WHAT IS REQUIRED
Transcribe the material verbatim in full; the pictures do not belong in the copy.
*****
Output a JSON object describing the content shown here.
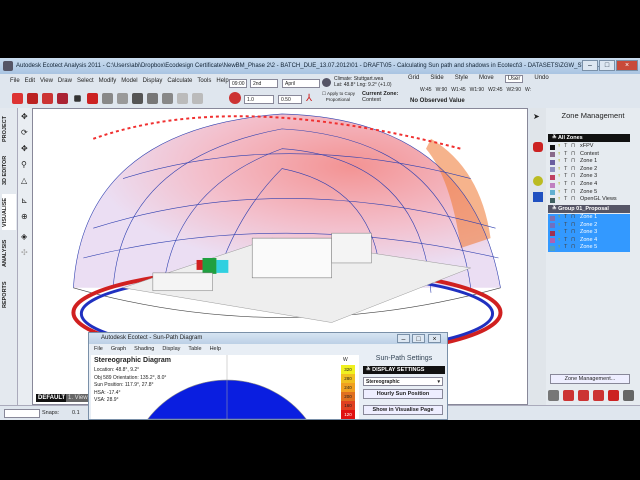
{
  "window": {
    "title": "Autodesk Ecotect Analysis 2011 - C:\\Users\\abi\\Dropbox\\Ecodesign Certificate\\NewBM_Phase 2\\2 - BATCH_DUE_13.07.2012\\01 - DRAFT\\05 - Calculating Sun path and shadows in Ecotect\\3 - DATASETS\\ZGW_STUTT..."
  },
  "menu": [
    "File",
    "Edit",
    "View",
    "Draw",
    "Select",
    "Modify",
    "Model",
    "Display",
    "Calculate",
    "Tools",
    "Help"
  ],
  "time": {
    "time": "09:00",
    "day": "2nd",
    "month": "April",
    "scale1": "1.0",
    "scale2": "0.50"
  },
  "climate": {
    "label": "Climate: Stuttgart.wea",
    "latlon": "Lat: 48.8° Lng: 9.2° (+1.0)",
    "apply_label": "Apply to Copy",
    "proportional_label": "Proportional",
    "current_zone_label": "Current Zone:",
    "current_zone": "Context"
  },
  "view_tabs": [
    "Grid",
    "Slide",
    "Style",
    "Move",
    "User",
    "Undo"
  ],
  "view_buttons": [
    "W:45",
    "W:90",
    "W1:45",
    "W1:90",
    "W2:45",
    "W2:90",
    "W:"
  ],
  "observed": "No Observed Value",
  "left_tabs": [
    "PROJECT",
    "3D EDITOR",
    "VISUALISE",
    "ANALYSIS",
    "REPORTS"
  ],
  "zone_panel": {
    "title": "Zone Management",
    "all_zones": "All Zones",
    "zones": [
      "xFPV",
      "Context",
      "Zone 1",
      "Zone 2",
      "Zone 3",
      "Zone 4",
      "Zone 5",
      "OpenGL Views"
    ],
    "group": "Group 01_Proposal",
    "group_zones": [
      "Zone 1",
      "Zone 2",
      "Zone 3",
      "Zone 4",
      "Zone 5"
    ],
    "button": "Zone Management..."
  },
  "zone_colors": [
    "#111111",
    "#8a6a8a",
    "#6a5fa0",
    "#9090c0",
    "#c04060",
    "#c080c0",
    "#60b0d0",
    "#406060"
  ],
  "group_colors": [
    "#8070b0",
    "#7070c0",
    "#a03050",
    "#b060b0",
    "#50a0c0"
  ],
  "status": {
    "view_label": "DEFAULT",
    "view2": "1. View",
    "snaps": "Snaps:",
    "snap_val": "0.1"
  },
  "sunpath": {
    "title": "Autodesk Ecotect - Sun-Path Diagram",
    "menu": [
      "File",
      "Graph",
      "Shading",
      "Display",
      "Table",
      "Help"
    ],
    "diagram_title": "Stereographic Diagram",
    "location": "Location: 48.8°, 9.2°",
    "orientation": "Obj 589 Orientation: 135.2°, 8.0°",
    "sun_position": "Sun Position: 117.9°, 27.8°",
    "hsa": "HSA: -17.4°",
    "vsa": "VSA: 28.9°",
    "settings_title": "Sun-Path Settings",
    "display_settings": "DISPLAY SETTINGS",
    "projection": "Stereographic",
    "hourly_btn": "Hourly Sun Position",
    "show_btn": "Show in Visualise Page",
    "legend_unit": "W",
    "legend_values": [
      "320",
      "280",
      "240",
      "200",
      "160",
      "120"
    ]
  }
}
*****
WRITTEN RESPONSE
Output a JSON object describing the content shown here.
{
  "window": {
    "title": "Autodesk Ecotect Analysis 2011 - C:\\Users\\abi\\Dropbox\\Ecodesign Certificate\\NewBM_Phase 2\\2 - BATCH_DUE_13.07.2012\\01 - DRAFT\\05 - Calculating Sun path and shadows in Ecotect\\3 - DATASETS\\ZGW_STUTT..."
  },
  "menu": [
    "File",
    "Edit",
    "View",
    "Draw",
    "Select",
    "Modify",
    "Model",
    "Display",
    "Calculate",
    "Tools",
    "Help"
  ],
  "time": {
    "time": "09:00",
    "day": "2nd",
    "month": "April",
    "scale1": "1.0",
    "scale2": "0.50"
  },
  "climate": {
    "label": "Climate: Stuttgart.wea",
    "latlon": "Lat: 48.8° Lng: 9.2° (+1.0)",
    "apply_label": "Apply to Copy",
    "proportional_label": "Proportional",
    "current_zone_label": "Current Zone:",
    "current_zone": "Context"
  },
  "view_tabs": [
    "Grid",
    "Slide",
    "Style",
    "Move",
    "User",
    "Undo"
  ],
  "view_buttons": [
    "W:45",
    "W:90",
    "W1:45",
    "W1:90",
    "W2:45",
    "W2:90",
    "W:"
  ],
  "observed": "No Observed Value",
  "left_tabs": [
    "PROJECT",
    "3D EDITOR",
    "VISUALISE",
    "ANALYSIS",
    "REPORTS"
  ],
  "zone_panel": {
    "title": "Zone Management",
    "all_zones": "All Zones",
    "zones": [
      "xFPV",
      "Context",
      "Zone 1",
      "Zone 2",
      "Zone 3",
      "Zone 4",
      "Zone 5",
      "OpenGL Views"
    ],
    "group": "Group 01_Proposal",
    "group_zones": [
      "Zone 1",
      "Zone 2",
      "Zone 3",
      "Zone 4",
      "Zone 5"
    ],
    "button": "Zone Management..."
  },
  "zone_colors": [
    "#111111",
    "#8a6a8a",
    "#6a5fa0",
    "#9090c0",
    "#c04060",
    "#c080c0",
    "#60b0d0",
    "#406060"
  ],
  "group_colors": [
    "#8070b0",
    "#7070c0",
    "#a03050",
    "#b060b0",
    "#50a0c0"
  ],
  "status": {
    "view_label": "DEFAULT",
    "view2": "1. View",
    "snaps": "Snaps:",
    "snap_val": "0.1"
  },
  "sunpath": {
    "title": "Autodesk Ecotect - Sun-Path Diagram",
    "menu": [
      "File",
      "Graph",
      "Shading",
      "Display",
      "Table",
      "Help"
    ],
    "diagram_title": "Stereographic Diagram",
    "location": "Location: 48.8°, 9.2°",
    "orientation": "Obj 589 Orientation: 135.2°, 8.0°",
    "sun_position": "Sun Position: 117.9°, 27.8°",
    "hsa": "HSA: -17.4°",
    "vsa": "VSA: 28.9°",
    "settings_title": "Sun-Path Settings",
    "display_settings": "DISPLAY SETTINGS",
    "projection": "Stereographic",
    "hourly_btn": "Hourly Sun Position",
    "show_btn": "Show in Visualise Page",
    "legend_unit": "W",
    "legend_values": [
      "320",
      "280",
      "240",
      "200",
      "160",
      "120"
    ]
  }
}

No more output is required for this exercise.